Leave out the images and repeat the listing below without a single change.

◆ RECORD LIST
•••••
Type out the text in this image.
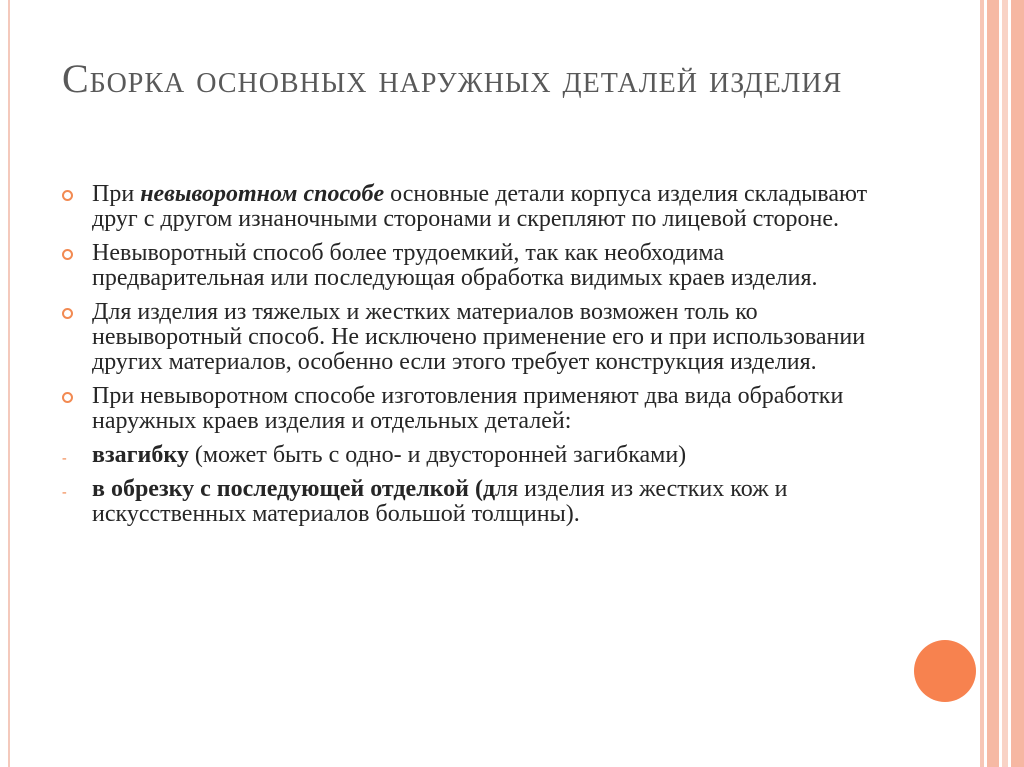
Сборка основных наружных деталей изделия
При невыворотном способе основные детали корпуса изделия складывают друг с другом изнаночными сторонами и скрепляют по лицевой стороне.
Невыворотный способ более трудоемкий, так как необходима предварительная или последующая обработка видимых краев изделия.
Для изделия из тяжелых и жестких материалов возможен толь ко невыворотный способ. Не исключено применение его и при использовании других материалов, особенно если этого требует конструкция изделия.
При невыворотном способе изготовления применяют два вида обработки наружных краев изделия и отдельных деталей:
-	взагибку (может быть с одно- и двусторонней загибками)
-	в обрезку с последующей отделкой (для изделия из жестких кож и искусственных материалов большой толщины).
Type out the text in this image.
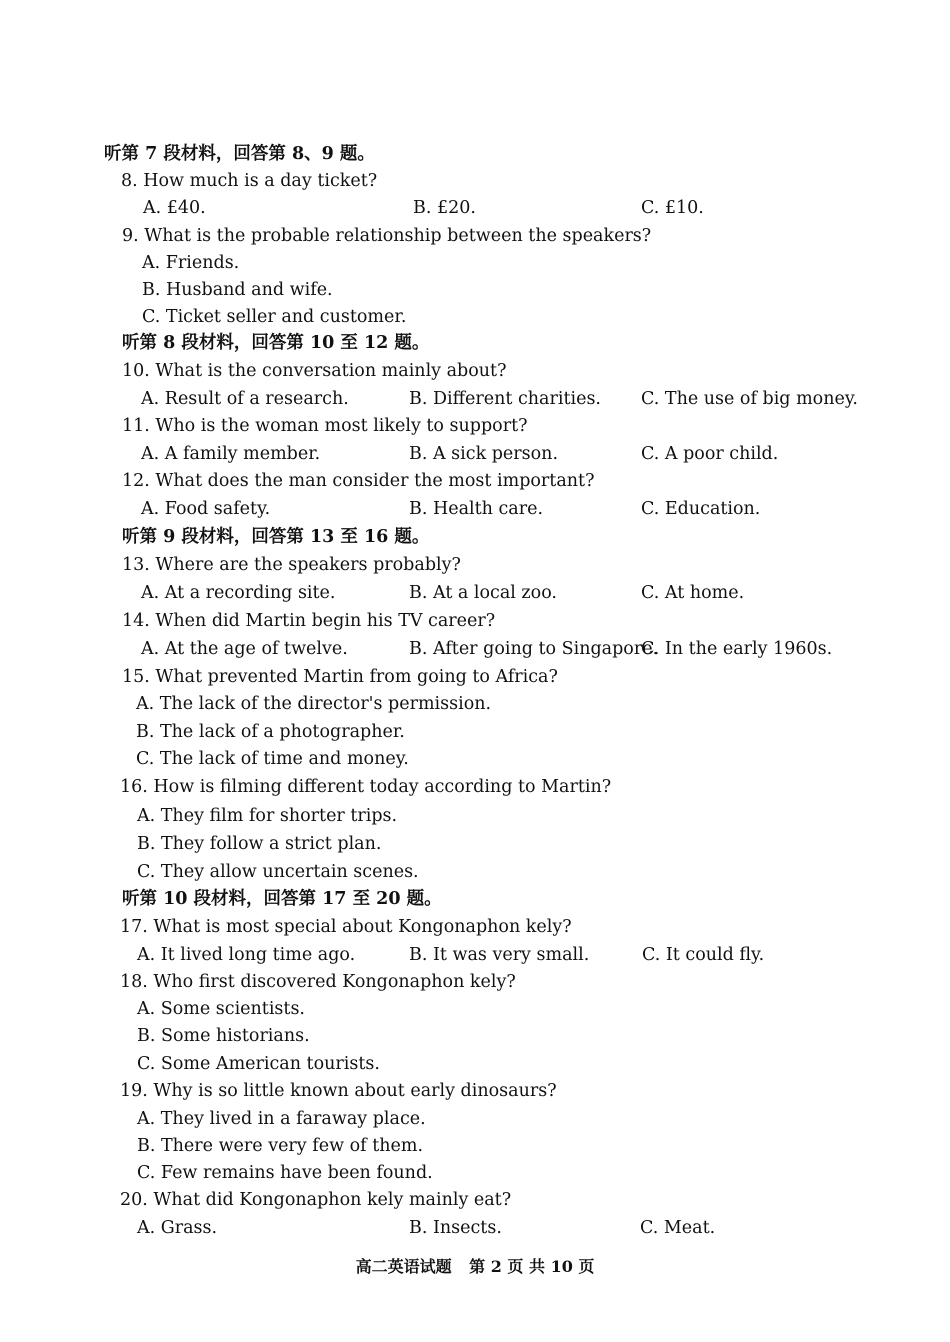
听第 7 段材料，回答第 8、9 题。
8. How much is a day ticket?
A. £40.	B. £20.	C. £10.
9. What is the probable relationship between the speakers?
A. Friends.
B. Husband and wife.
C. Ticket seller and customer.
听第 8 段材料，回答第 10 至 12 题。
10. What is the conversation mainly about?
A. Result of a research.	B. Different charities. C. The use of big money.
11. Who is the woman most likely to support?
A. A family member.	B. A sick person.	C. A poor child.
12. What does the man consider the most important?
A. Food safety.	B. Health care.	C. Education.
听第 9 段材料，回答第 13 至 16 题。
13. Where are the speakers probably?
A. At a recording site.	B. At a local zoo.	C. At home.
14. When did Martin begin his TV career?
A. At the age of twelve.	B. After going to Singapore.
C. In the early 1960s.
15. What prevented Martin from going to Africa?
A. The lack of the director's permission.
B. The lack of a photographer.
C. The lack of time and money.
16. How is filming different today according to Martin?
A. They film for shorter trips.
B. They follow a strict plan.
C. They allow uncertain scenes.
听第 10 段材料，回答第 17 至 20 题。
17. What is most special about Kongonaphon kely?
A. It lived long time ago.	B. It was very small.	C. It could fly.
18. Who first discovered Kongonaphon kely?
A. Some scientists.
B. Some historians.
C. Some American tourists.
19. Why is so little known about early dinosaurs?
A. They lived in a faraway place.
B. There were very few of them.
C. Few remains have been found.
20. What did Kongonaphon kely mainly eat?
A. Grass.	B. Insects.	C. Meat.
高二英语试题 第 2 页 共 10 页
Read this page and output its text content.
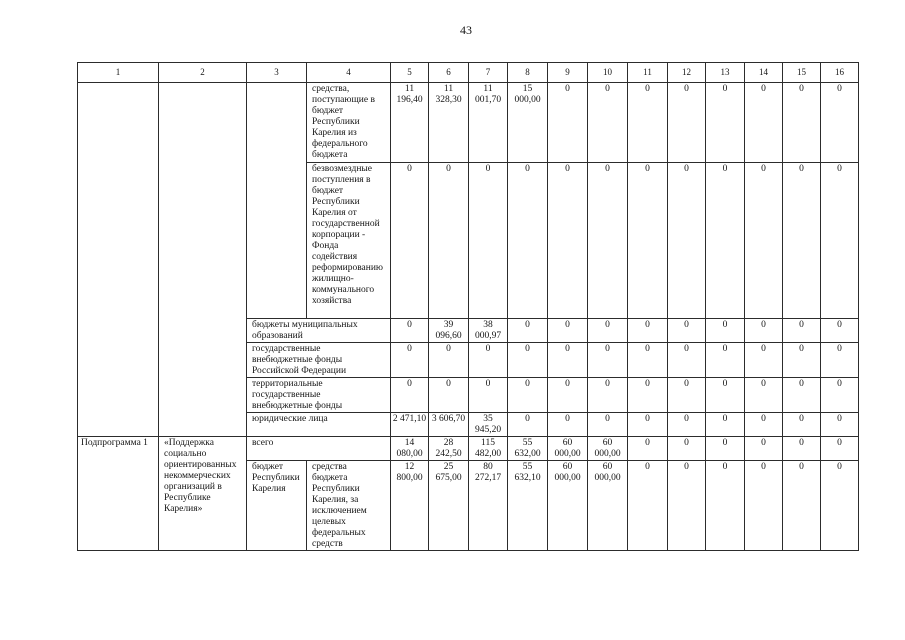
43
1	2	3	4	5	6	7	8	9	10	11	12	13	14	15	16
			средства, поступающие в бюджет Республики Карелия из федерального бюджета	11 196,40	11 328,30	11 001,70	15 000,00	0	0	0	0	0	0	0	0
			безвозмездные поступления в бюджет Республики Карелия от государственной корпорации - Фонда содействия реформированию жилищно-коммунального хозяйства	0	0	0	0	0	0	0	0	0	0	0	0
		бюджеты муниципальных образований		0	39 096,60	38 000,97	0	0	0	0	0	0	0	0	0
		государственные внебюджетные фонды Российской Федерации		0	0	0	0	0	0	0	0	0	0	0	0
		территориальные государственные внебюджетные фонды		0	0	0	0	0	0	0	0	0	0	0	0
		юридические лица		2 471,10	3 606,70	35 945,20	0	0	0	0	0	0	0	0	0
Подпрограмма 1	«Поддержка социально ориентированных некоммерческих организаций в Республике Карелия»	всего		14 080,00	28 242,50	115 482,00	55 632,00	60 000,00	60 000,00	0	0	0	0	0	0
		бюджет Республики Карелия	средства бюджета Республики Карелия, за исключением целевых федеральных средств	12 800,00	25 675,00	80 272,17	55 632,10	60 000,00	60 000,00	0	0	0	0	0	0
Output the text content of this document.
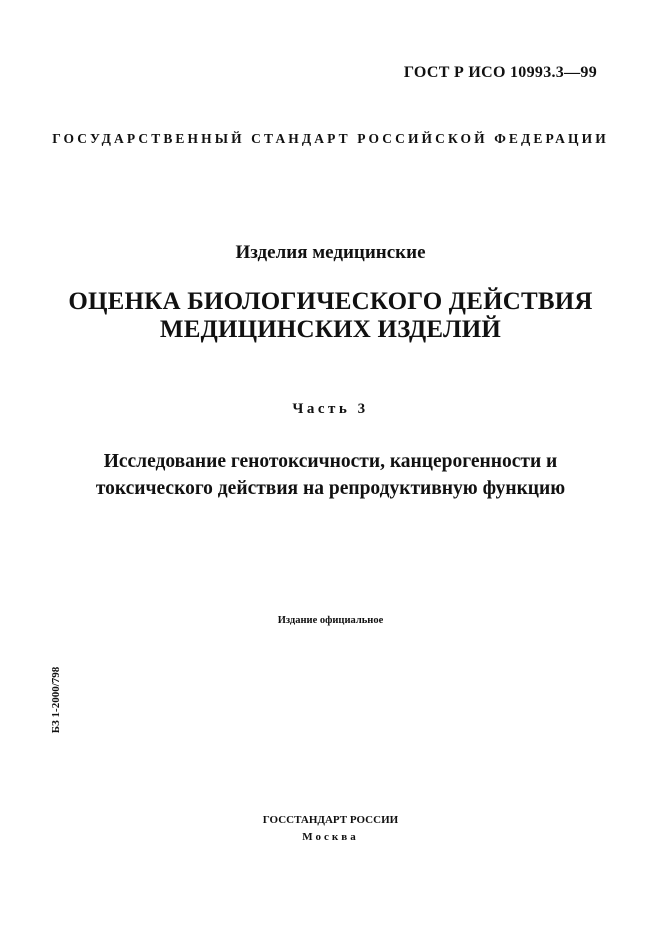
ГОСТ Р ИСО 10993.3—99
ГОСУДАРСТВЕННЫЙ СТАНДАРТ РОССИЙСКОЙ ФЕДЕРАЦИИ
Изделия медицинские
ОЦЕНКА БИОЛОГИЧЕСКОГО ДЕЙСТВИЯ
МЕДИЦИНСКИХ ИЗДЕЛИЙ
Часть 3
Исследование генотоксичности, канцерогенности и
токсического действия на репродуктивную функцию
Издание официальное
БЗ 1-2000/798
ГОССТАНДАРТ РОССИИ
Москва
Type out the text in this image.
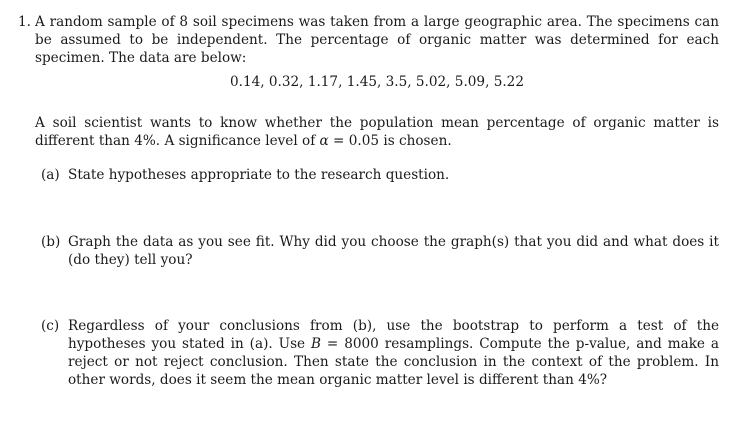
1. A random sample of 8 soil specimens was taken from a large geographic area. The specimens can be assumed to be independent. The percentage of organic matter was determined for each specimen. The data are below:
0.14, 0.32, 1.17, 1.45, 3.5, 5.02, 5.09, 5.22
A soil scientist wants to know whether the population mean percentage of organic matter is different than 4%. A significance level of α = 0.05 is chosen.
(a) State hypotheses appropriate to the research question.
(b) Graph the data as you see fit. Why did you choose the graph(s) that you did and what does it (do they) tell you?
(c) Regardless of your conclusions from (b), use the bootstrap to perform a test of the hypotheses you stated in (a). Use B = 8000 resamplings. Compute the p-value, and make a reject or not reject conclusion. Then state the conclusion in the context of the problem. In other words, does it seem the mean organic matter level is different than 4%?
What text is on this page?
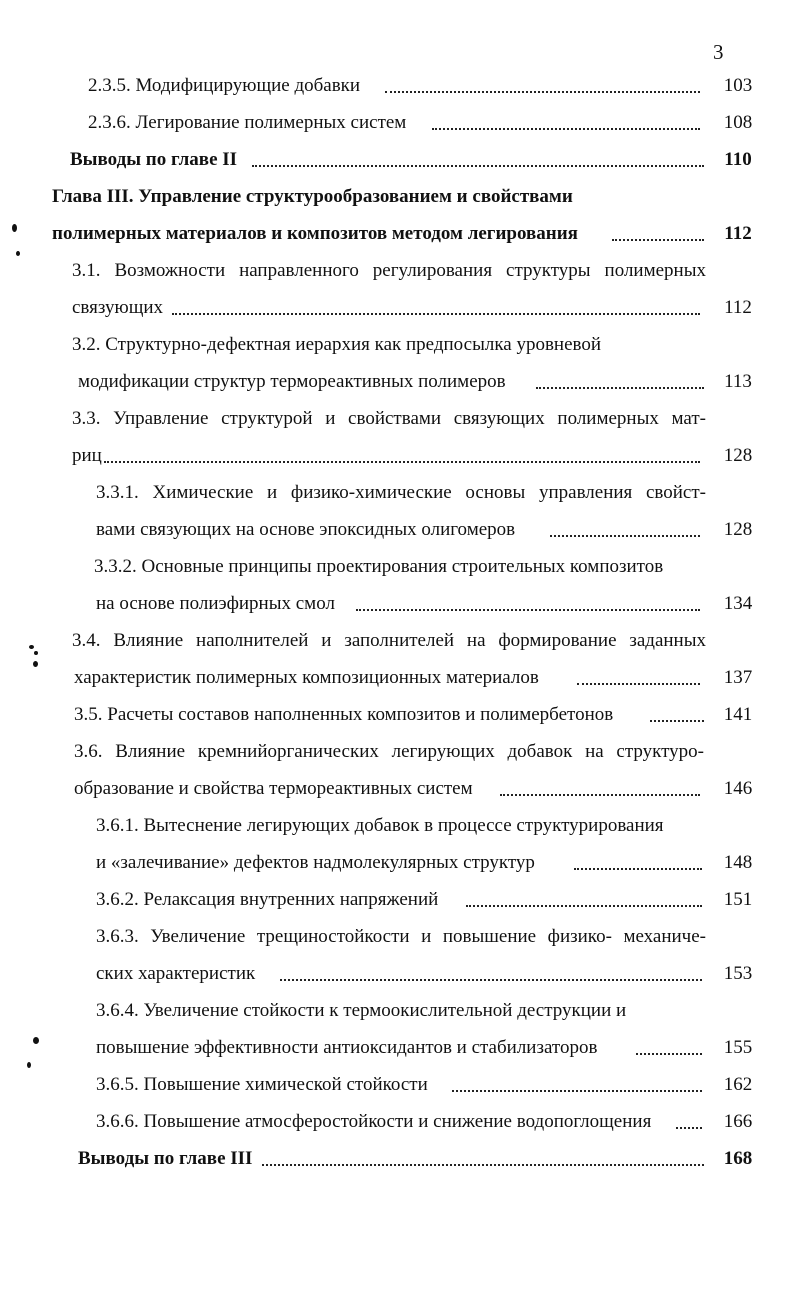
3
2.3.5. Модифицирующие добавки	103
2.3.6. Легирование полимерных систем	108
Выводы по главе II	110
Глава III. Управление структурообразованием и свойствами
полимерных материалов и композитов методом легирования	112
3.1. Возможности направленного регулирования структуры полимерных
связующих	112
3.2. Структурно-дефектная иерархия как предпосылка уровневой
модификации структур термореактивных полимеров	113
3.3. Управление структурой и свойствами связующих полимерных мат-
риц	128
3.3.1. Химические и физико-химические основы управления свойст-
вами связующих на основе эпоксидных олигомеров	128
3.3.2. Основные принципы проектирования строительных композитов
на основе полиэфирных смол	134
3.4. Влияние наполнителей и заполнителей на формирование заданных
характеристик полимерных композиционных материалов	137
3.5. Расчеты составов наполненных композитов и полимербетонов	141
3.6. Влияние кремнийорганических легирующих добавок на структуро-
образование и свойства термореактивных систем	146
3.6.1. Вытеснение легирующих добавок в процессе структурирования
и «залечивание» дефектов надмолекулярных структур	148
3.6.2. Релаксация внутренних напряжений	151
3.6.3. Увеличение трещиностойкости и повышение физико- механиче-
ских характеристик	153
3.6.4. Увеличение стойкости к термоокислительной деструкции и
повышение эффективности антиоксидантов и стабилизаторов	155
3.6.5. Повышение химической стойкости	162
3.6.6. Повышение атмосферостойкости и снижение водопоглощения	166
Выводы по главе III	168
•••••
◆ IN RESPONSE
Type out the text in this image.
Сборка основных наружных деталей изделия
При невыворотном способе основные детали корпуса изделия складывают друг с другом изнаночными сторонами и скрепляют по лицевой стороне.
Невыворотный способ более трудоемкий, так как необходима предварительная или последующая обработка видимых краев изделия.
Для изделия из тяжелых и жестких материалов возможен толь ко невыворотный способ. Не исключено применение его и при использовании других материалов, особенно если этого требует конструкция изделия.
При невыворотном способе изготовления применяют два вида обработки наружных краев изделия и отдельных деталей:
-	взагибку (может быть с одно- и двусторонней загибками)
-	в обрезку с последующей отделкой (для изделия из жестких кож и искусственных материалов большой толщины).
Type out the text in this image.
听第 7 段材料，回答第 8、9 题。
8. How much is a day ticket?
A. £40.	B. £20.	C. £10.
9. What is the probable relationship between the speakers?
A. Friends.
B. Husband and wife.
C. Ticket seller and customer.
听第 8 段材料，回答第 10 至 12 题。
10. What is the conversation mainly about?
A. Result of a research.	B. Different charities. C. The use of big money.
11. Who is the woman most likely to support?
A. A family member.	B. A sick person.	C. A poor child.
12. What does the man consider the most important?
A. Food safety.	B. Health care.	C. Education.
听第 9 段材料，回答第 13 至 16 题。
13. Where are the speakers probably?
A. At a recording site.	B. At a local zoo.	C. At home.
14. When did Martin begin his TV career?
A. At the age of twelve.	B. After going to Singapore.
C. In the early 1960s.
15. What prevented Martin from going to Africa?
A. The lack of the director's permission.
B. The lack of a photographer.
C. The lack of time and money.
16. How is filming different today according to Martin?
A. They film for shorter trips.
B. They follow a strict plan.
C. They allow uncertain scenes.
听第 10 段材料，回答第 17 至 20 题。
17. What is most special about Kongonaphon kely?
A. It lived long time ago.	B. It was very small.	C. It could fly.
18. Who first discovered Kongonaphon kely?
A. Some scientists.
B. Some historians.
C. Some American tourists.
19. Why is so little known about early dinosaurs?
A. They lived in a faraway place.
B. There were very few of them.
C. Few remains have been found.
20. What did Kongonaphon kely mainly eat?
A. Grass.	B. Insects.	C. Meat.
高二英语试题 第 2 页 共 10 页
Read this page and output its text content.
43
1	2	3	4	5	6	7	8	9	10	11	12	13	14	15	16
			средства, поступающие в бюджет Республики Карелия из федерального бюджета	11 196,40	11 328,30	11 001,70	15 000,00	0	0	0	0	0	0	0	0
			безвозмездные поступления в бюджет Республики Карелия от государственной корпорации - Фонда содействия реформированию жилищно-коммунального хозяйства	0	0	0	0	0	0	0	0	0	0	0	0
		бюджеты муниципальных образований		0	39 096,60	38 000,97	0	0	0	0	0	0	0	0	0
		государственные внебюджетные фонды Российской Федерации		0	0	0	0	0	0	0	0	0	0	0	0
		территориальные государственные внебюджетные фонды		0	0	0	0	0	0	0	0	0	0	0	0
		юридические лица		2 471,10	3 606,70	35 945,20	0	0	0	0	0	0	0	0	0
Подпрограмма 1	«Поддержка социально ориентированных некоммерческих организаций в Республике Карелия»	всего		14 080,00	28 242,50	115 482,00	55 632,00	60 000,00	60 000,00	0	0	0	0	0	0
		бюджет Республики Карелия	средства бюджета Республики Карелия, за исключением целевых федеральных средств	12 800,00	25 675,00	80 272,17	55 632,10	60 000,00	60 000,00	0	0	0	0	0	0
Output the text content of this document.
ГОСТ Р ИСО 10993.3—99
ГОСУДАРСТВЕННЫЙ СТАНДАРТ РОССИЙСКОЙ ФЕДЕРАЦИИ
Изделия медицинские
ОЦЕНКА БИОЛОГИЧЕСКОГО ДЕЙСТВИЯ
МЕДИЦИНСКИХ ИЗДЕЛИЙ
Часть 3
Исследование генотоксичности, канцерогенности и
токсического действия на репродуктивную функцию
Издание официальное
БЗ 1-2000/798
ГОССТАНДАРТ РОССИИ
Москва
Type out the text in this image.
1. A random sample of 8 soil specimens was taken from a large geographic area. The specimens can be assumed to be independent. The percentage of organic matter was determined for each specimen. The data are below:
0.14, 0.32, 1.17, 1.45, 3.5, 5.02, 5.09, 5.22
A soil scientist wants to know whether the population mean percentage of organic matter is different than 4%. A significance level of α = 0.05 is chosen.
(a) State hypotheses appropriate to the research question.
(b) Graph the data as you see fit. Why did you choose the graph(s) that you did and what does it (do they) tell you?
(c) Regardless of your conclusions from (b), use the bootstrap to perform a test of the hypotheses you stated in (a). Use B = 8000 resamplings. Compute the p-value, and make a reject or not reject conclusion. Then state the conclusion in the context of the problem. In other words, does it seem the mean organic matter level is different than 4%?
What text is on this page?
3
2.3.5. Модифицирующие добавки	103
2.3.6. Легирование полимерных систем	108
Выводы по главе II	110
Глава III. Управление структурообразованием и свойствами
полимерных материалов и композитов методом легирования	112
3.1. Возможности направленного регулирования структуры полимерных
связующих	112
3.2. Структурно-дефектная иерархия как предпосылка уровневой
модификации структур термореактивных полимеров	113
3.3. Управление структурой и свойствами связующих полимерных мат-
риц	128
3.3.1. Химические и физико-химические основы управления свойст-
вами связующих на основе эпоксидных олигомеров	128
3.3.2. Основные принципы проектирования строительных композитов
на основе полиэфирных смол	134
3.4. Влияние наполнителей и заполнителей на формирование заданных
характеристик полимерных композиционных материалов	137
3.5. Расчеты составов наполненных композитов и полимербетонов	141
3.6. Влияние кремнийорганических легирующих добавок на структуро-
образование и свойства термореактивных систем	146
3.6.1. Вытеснение легирующих добавок в процессе структурирования
и «залечивание» дефектов надмолекулярных структур	148
3.6.2. Релаксация внутренних напряжений	151
3.6.3. Увеличение трещиностойкости и повышение физико- механиче-
ских характеристик	153
3.6.4. Увеличение стойкости к термоокислительной деструкции и
повышение эффективности антиоксидантов и стабилизаторов	155
3.6.5. Повышение химической стойкости	162
3.6.6. Повышение атмосферостойкости и снижение водопоглощения	166
Выводы по главе III	168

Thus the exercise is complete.